__Work to complete__. Please copy each of the following records word for word, omitting the pictures from your answer.

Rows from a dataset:
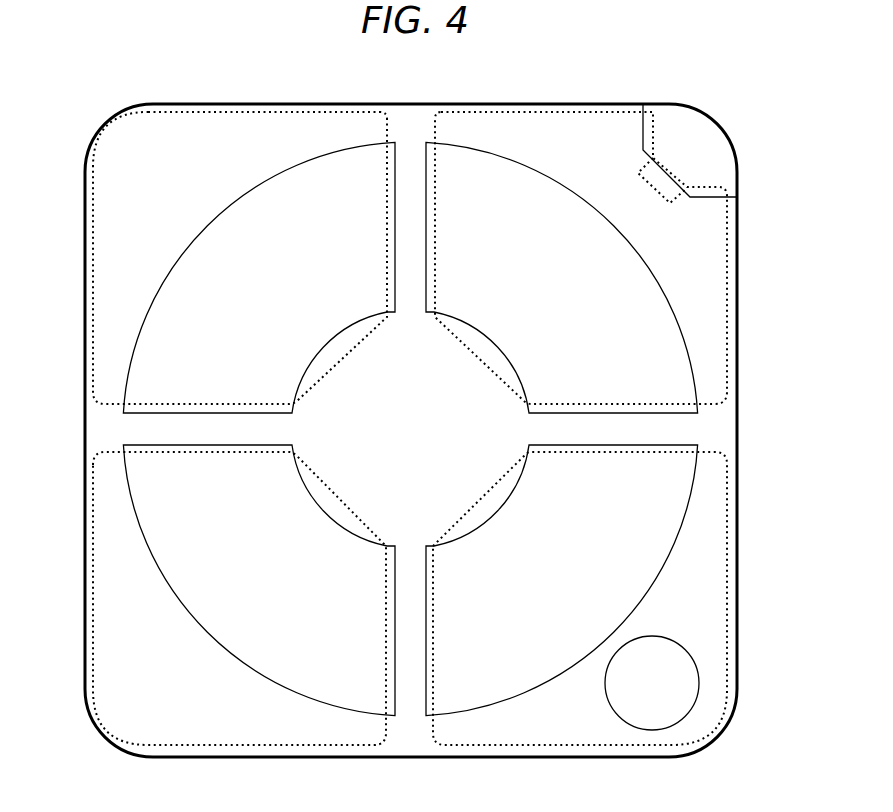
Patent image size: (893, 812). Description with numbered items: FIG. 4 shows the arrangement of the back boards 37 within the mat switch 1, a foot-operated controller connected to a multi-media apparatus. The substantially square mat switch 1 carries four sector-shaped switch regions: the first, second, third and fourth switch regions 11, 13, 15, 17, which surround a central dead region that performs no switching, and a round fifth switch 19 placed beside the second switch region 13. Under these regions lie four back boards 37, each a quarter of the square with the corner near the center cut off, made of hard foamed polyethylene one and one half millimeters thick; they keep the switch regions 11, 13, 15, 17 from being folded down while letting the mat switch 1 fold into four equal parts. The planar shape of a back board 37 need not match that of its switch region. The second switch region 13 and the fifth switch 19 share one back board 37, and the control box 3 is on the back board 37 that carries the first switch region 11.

The mat switch 1 is at (722, 509).
The control box 3 is at (724, 128).
The back boards 37 is at (82, 274).
The first switch region 11 is at (554, 352).
The second switch region 13 is at (554, 613).
The third switch region 15 is at (237, 613).
The fourth switch region 17 is at (237, 352).
The fifth switch 19 is at (666, 717).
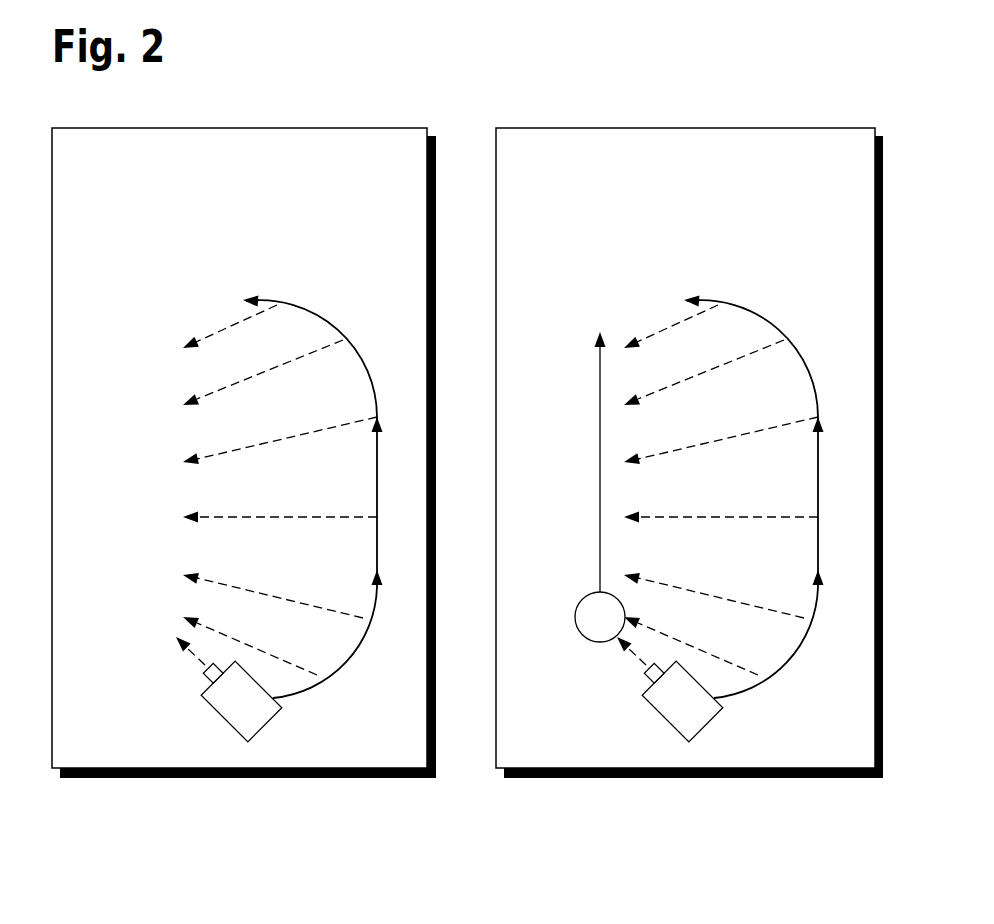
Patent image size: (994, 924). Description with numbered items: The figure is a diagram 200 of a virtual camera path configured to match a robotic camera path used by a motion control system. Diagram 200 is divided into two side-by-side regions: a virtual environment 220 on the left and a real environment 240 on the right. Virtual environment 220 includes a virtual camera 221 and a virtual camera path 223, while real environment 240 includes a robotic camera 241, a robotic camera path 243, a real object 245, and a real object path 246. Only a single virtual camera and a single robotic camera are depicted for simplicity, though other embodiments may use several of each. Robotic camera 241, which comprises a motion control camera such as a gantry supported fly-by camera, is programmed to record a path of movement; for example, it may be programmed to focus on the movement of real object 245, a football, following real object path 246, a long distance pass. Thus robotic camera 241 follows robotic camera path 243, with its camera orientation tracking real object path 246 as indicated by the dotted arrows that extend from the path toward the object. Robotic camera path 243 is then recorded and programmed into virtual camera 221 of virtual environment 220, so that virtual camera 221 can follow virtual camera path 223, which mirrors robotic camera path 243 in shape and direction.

The diagram 200 is at (797, 84).
The virtual environment 220 is at (360, 162).
The virtual camera 221 is at (250, 749).
The virtual camera path 223 is at (345, 263).
The real environment 240 is at (798, 162).
The robotic camera 241 is at (687, 749).
The robotic camera path 243 is at (788, 263).
The real object 245 is at (570, 661).
The real object path 246 is at (600, 450).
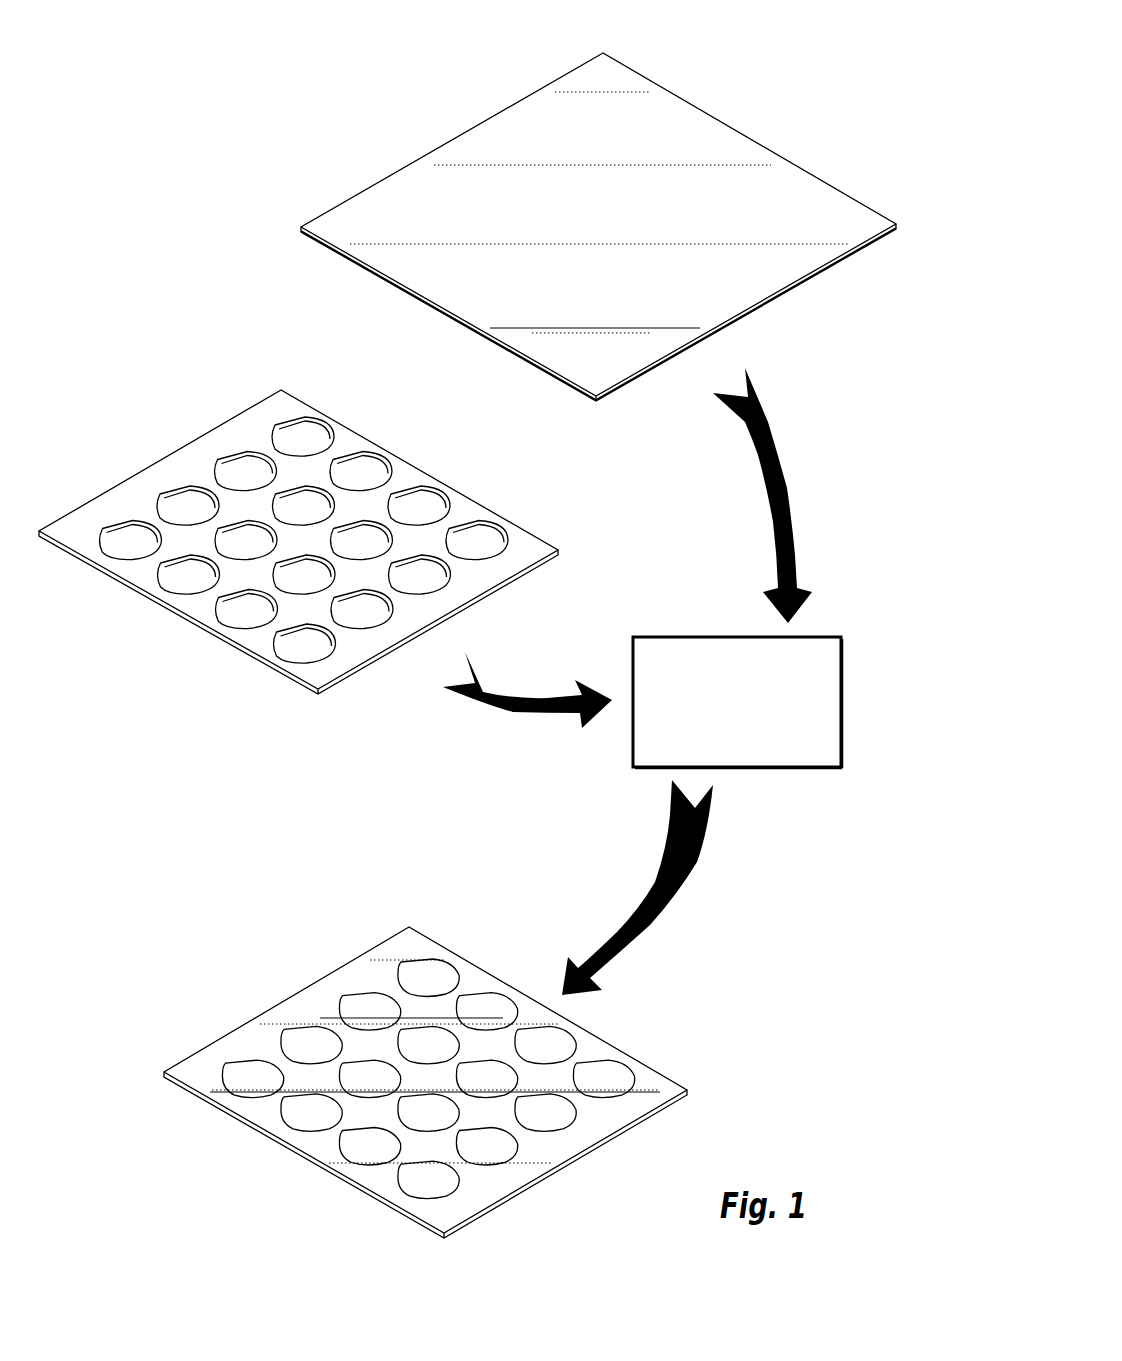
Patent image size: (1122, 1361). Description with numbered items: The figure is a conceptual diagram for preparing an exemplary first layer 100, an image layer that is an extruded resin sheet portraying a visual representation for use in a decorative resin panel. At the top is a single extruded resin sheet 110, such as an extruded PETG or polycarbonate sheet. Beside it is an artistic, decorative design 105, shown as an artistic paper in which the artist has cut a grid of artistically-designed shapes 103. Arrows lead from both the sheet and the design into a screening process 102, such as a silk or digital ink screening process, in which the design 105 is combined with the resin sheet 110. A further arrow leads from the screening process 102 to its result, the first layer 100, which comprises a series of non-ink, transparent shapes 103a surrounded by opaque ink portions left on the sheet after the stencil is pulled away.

The extruded resin sheet 110 is at (667, 117).
The decorative design 105 is at (262, 430).
The artistically-designed shapes 103 is at (168, 500).
The screening process 102 is at (755, 740).
The first layer 100 is at (465, 977).
The non-ink shapes 103a is at (618, 1076).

__Expected answer__.
Patent image size: (893, 812). Description with numbered items: FIG. 4 shows the arrangement of the back boards 37 within the mat switch 1, a foot-operated controller connected to a multi-media apparatus. The substantially square mat switch 1 carries four sector-shaped switch regions: the first, second, third and fourth switch regions 11, 13, 15, 17, which surround a central dead region that performs no switching, and a round fifth switch 19 placed beside the second switch region 13. Under these regions lie four back boards 37, each a quarter of the square with the corner near the center cut off, made of hard foamed polyethylene one and one half millimeters thick; they keep the switch regions 11, 13, 15, 17 from being folded down while letting the mat switch 1 fold into four equal parts. The planar shape of a back board 37 need not match that of its switch region. The second switch region 13 and the fifth switch 19 share one back board 37, and the control box 3 is on the back board 37 that carries the first switch region 11.

The mat switch 1 is at (722, 509).
The control box 3 is at (724, 128).
The back boards 37 is at (82, 274).
The first switch region 11 is at (554, 352).
The second switch region 13 is at (554, 613).
The third switch region 15 is at (237, 613).
The fourth switch region 17 is at (237, 352).
The fifth switch 19 is at (666, 717).
Patent image size: (994, 924). Description with numbered items: The figure is a diagram 200 of a virtual camera path configured to match a robotic camera path used by a motion control system. Diagram 200 is divided into two side-by-side regions: a virtual environment 220 on the left and a real environment 240 on the right. Virtual environment 220 includes a virtual camera 221 and a virtual camera path 223, while real environment 240 includes a robotic camera 241, a robotic camera path 243, a real object 245, and a real object path 246. Only a single virtual camera and a single robotic camera are depicted for simplicity, though other embodiments may use several of each. Robotic camera 241, which comprises a motion control camera such as a gantry supported fly-by camera, is programmed to record a path of movement; for example, it may be programmed to focus on the movement of real object 245, a football, following real object path 246, a long distance pass. Thus robotic camera 241 follows robotic camera path 243, with its camera orientation tracking real object path 246 as indicated by the dotted arrows that extend from the path toward the object. Robotic camera path 243 is then recorded and programmed into virtual camera 221 of virtual environment 220, so that virtual camera 221 can follow virtual camera path 223, which mirrors robotic camera path 243 in shape and direction.

The diagram 200 is at (797, 84).
The virtual environment 220 is at (360, 162).
The virtual camera 221 is at (250, 749).
The virtual camera path 223 is at (345, 263).
The real environment 240 is at (798, 162).
The robotic camera 241 is at (687, 749).
The robotic camera path 243 is at (788, 263).
The real object 245 is at (570, 661).
The real object path 246 is at (600, 450).
Patent image size: (1122, 1361). Description with numbered items: The figure is a conceptual diagram for preparing an exemplary first layer 100, an image layer that is an extruded resin sheet portraying a visual representation for use in a decorative resin panel. At the top is a single extruded resin sheet 110, such as an extruded PETG or polycarbonate sheet. Beside it is an artistic, decorative design 105, shown as an artistic paper in which the artist has cut a grid of artistically-designed shapes 103. Arrows lead from both the sheet and the design into a screening process 102, such as a silk or digital ink screening process, in which the design 105 is combined with the resin sheet 110. A further arrow leads from the screening process 102 to its result, the first layer 100, which comprises a series of non-ink, transparent shapes 103a surrounded by opaque ink portions left on the sheet after the stencil is pulled away.

The extruded resin sheet 110 is at (667, 117).
The decorative design 105 is at (262, 430).
The artistically-designed shapes 103 is at (168, 500).
The screening process 102 is at (755, 740).
The first layer 100 is at (465, 977).
The non-ink shapes 103a is at (618, 1076).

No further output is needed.